### Description of the task
Retype each entry below, keeping every character the same.

### Provided entries

◆ ◆ ◆ ◆ ◆ ◆ ◆

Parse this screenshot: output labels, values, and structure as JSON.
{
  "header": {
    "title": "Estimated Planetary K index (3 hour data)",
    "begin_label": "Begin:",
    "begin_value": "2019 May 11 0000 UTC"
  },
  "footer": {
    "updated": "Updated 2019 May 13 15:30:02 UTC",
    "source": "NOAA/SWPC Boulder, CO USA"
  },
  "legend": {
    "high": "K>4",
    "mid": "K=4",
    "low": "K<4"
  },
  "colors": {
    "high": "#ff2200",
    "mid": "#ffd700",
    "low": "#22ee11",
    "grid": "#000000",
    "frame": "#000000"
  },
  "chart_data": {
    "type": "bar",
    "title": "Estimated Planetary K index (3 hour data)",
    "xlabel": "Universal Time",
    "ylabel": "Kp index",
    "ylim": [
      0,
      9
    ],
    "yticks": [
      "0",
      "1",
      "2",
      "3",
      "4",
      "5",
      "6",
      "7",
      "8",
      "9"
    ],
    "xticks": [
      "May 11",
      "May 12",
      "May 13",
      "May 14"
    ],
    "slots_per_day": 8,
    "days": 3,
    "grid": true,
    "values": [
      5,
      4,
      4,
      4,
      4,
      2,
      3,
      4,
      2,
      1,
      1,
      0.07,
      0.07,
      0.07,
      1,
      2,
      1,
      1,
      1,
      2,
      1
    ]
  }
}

◆ ◆ ◆ ◆ ◆ ◆ ◆

### Finished task
Parse this screenshot: output labels, values, and structure as JSON.
{
  "header": {
    "title": "Estimated Planetary K index (3 hour data)",
    "begin_label": "Begin:",
    "begin_value": "2019 May 11 0000 UTC"
  },
  "footer": {
    "updated": "Updated 2019 May 13 15:30:02 UTC",
    "source": "NOAA/SWPC Boulder, CO USA"
  },
  "legend": {
    "high": "K>4",
    "mid": "K=4",
    "low": "K<4"
  },
  "colors": {
    "high": "#ff2200",
    "mid": "#ffd700",
    "low": "#22ee11",
    "grid": "#000000",
    "frame": "#000000"
  },
  "chart_data": {
    "type": "bar",
    "title": "Estimated Planetary K index (3 hour data)",
    "xlabel": "Universal Time",
    "ylabel": "Kp index",
    "ylim": [
      0,
      9
    ],
    "yticks": [
      "0",
      "1",
      "2",
      "3",
      "4",
      "5",
      "6",
      "7",
      "8",
      "9"
    ],
    "xticks": [
      "May 11",
      "May 12",
      "May 13",
      "May 14"
    ],
    "slots_per_day": 8,
    "days": 3,
    "grid": true,
    "values": [
      5,
      4,
      4,
      4,
      4,
      2,
      3,
      4,
      2,
      1,
      1,
      0.07,
      0.07,
      0.07,
      1,
      2,
      1,
      1,
      1,
      2,
      1
    ]
  }
}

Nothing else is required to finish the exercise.